__Data records__.
════

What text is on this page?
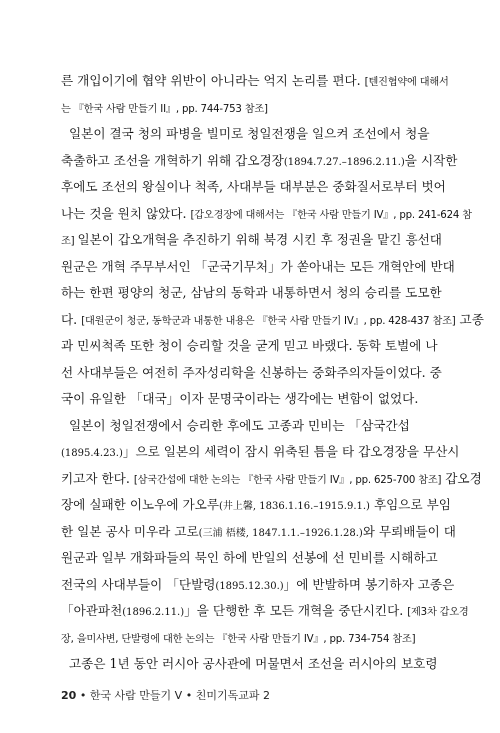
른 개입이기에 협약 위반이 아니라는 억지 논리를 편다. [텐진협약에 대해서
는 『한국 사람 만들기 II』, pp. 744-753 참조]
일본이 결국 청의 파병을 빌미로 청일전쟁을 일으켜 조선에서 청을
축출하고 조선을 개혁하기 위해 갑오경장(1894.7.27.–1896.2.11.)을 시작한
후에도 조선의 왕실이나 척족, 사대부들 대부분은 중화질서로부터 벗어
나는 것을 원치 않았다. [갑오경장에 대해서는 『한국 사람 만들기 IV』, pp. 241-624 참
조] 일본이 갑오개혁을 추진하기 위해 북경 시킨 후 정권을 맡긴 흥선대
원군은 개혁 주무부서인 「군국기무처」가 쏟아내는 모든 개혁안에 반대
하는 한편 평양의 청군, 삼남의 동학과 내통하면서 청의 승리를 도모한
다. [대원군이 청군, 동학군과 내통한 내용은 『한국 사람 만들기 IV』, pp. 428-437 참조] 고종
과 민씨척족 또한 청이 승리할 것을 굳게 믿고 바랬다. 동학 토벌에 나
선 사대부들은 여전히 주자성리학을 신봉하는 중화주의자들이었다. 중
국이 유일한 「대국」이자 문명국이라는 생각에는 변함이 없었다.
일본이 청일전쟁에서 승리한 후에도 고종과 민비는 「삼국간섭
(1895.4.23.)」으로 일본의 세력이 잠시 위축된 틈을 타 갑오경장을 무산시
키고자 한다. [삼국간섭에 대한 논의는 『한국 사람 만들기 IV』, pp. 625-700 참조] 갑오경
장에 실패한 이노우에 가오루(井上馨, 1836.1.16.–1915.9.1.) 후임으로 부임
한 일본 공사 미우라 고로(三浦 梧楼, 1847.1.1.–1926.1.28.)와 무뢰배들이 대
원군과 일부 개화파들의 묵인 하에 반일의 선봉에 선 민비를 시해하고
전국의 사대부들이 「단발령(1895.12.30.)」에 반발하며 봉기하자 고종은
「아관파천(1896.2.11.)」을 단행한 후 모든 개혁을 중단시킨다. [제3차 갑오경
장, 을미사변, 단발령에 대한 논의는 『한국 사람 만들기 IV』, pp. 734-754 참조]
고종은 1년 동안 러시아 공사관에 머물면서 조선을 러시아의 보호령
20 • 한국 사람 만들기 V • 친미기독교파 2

════

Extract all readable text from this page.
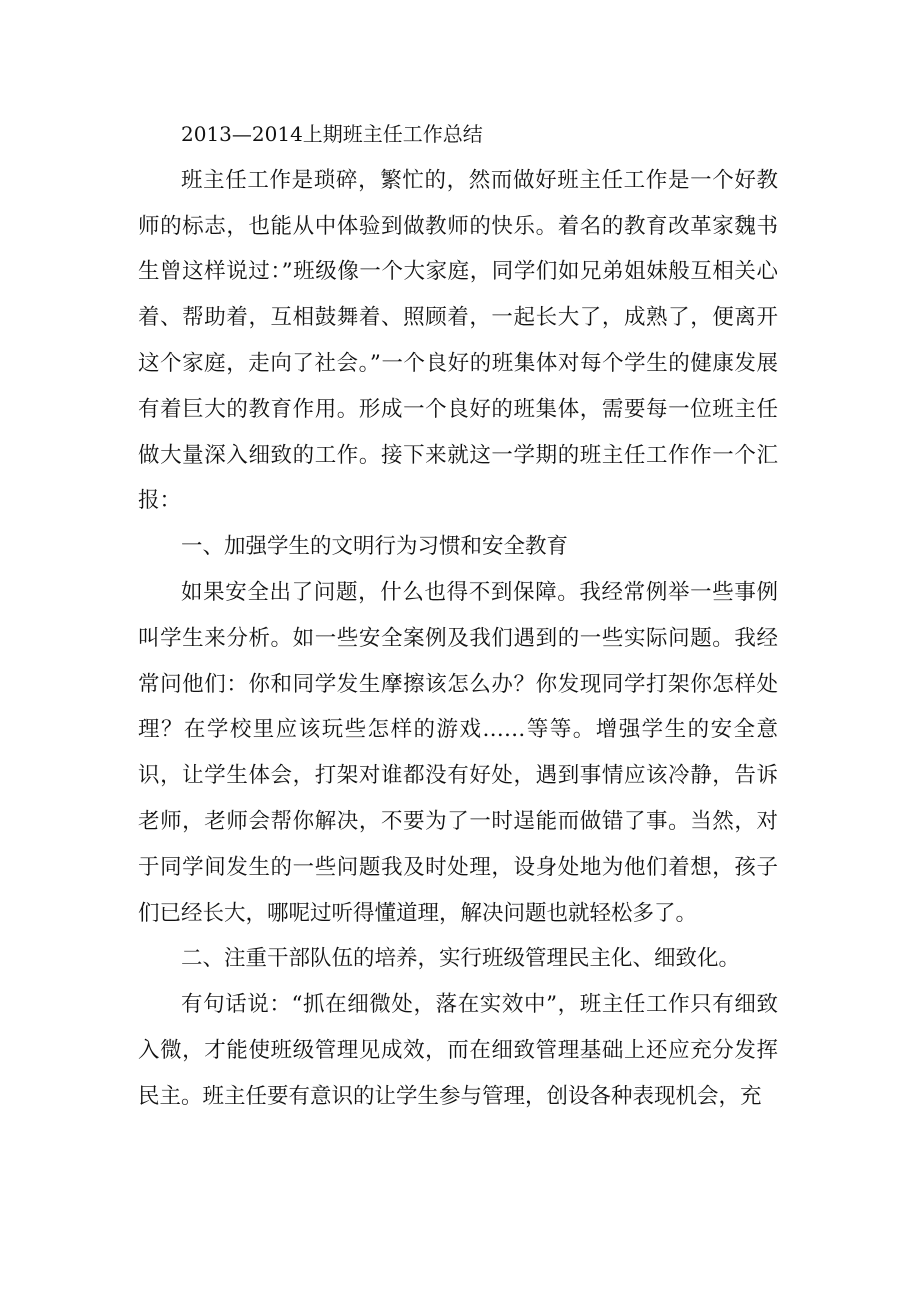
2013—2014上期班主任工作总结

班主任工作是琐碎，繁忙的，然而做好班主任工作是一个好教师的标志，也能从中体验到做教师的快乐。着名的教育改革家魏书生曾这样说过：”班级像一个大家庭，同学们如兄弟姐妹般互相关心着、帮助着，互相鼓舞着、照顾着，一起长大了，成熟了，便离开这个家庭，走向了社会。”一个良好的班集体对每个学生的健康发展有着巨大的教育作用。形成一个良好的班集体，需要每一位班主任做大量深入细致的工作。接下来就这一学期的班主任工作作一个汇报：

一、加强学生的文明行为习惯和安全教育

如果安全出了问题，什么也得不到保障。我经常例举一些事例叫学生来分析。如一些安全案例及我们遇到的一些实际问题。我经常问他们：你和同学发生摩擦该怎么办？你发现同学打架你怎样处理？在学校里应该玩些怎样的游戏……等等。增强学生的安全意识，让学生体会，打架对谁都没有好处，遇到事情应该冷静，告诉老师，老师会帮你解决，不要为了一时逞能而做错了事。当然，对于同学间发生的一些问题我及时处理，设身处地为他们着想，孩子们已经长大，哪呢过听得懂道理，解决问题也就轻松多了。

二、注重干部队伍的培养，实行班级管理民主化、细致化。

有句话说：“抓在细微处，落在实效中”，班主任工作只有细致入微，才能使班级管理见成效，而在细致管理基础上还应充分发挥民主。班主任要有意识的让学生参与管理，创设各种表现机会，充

════

__EXERCISE GOAL__. Report how many lines in the records hold the word "this", giving the number and nothing else.

__EXERCISE OUTPUT__. 2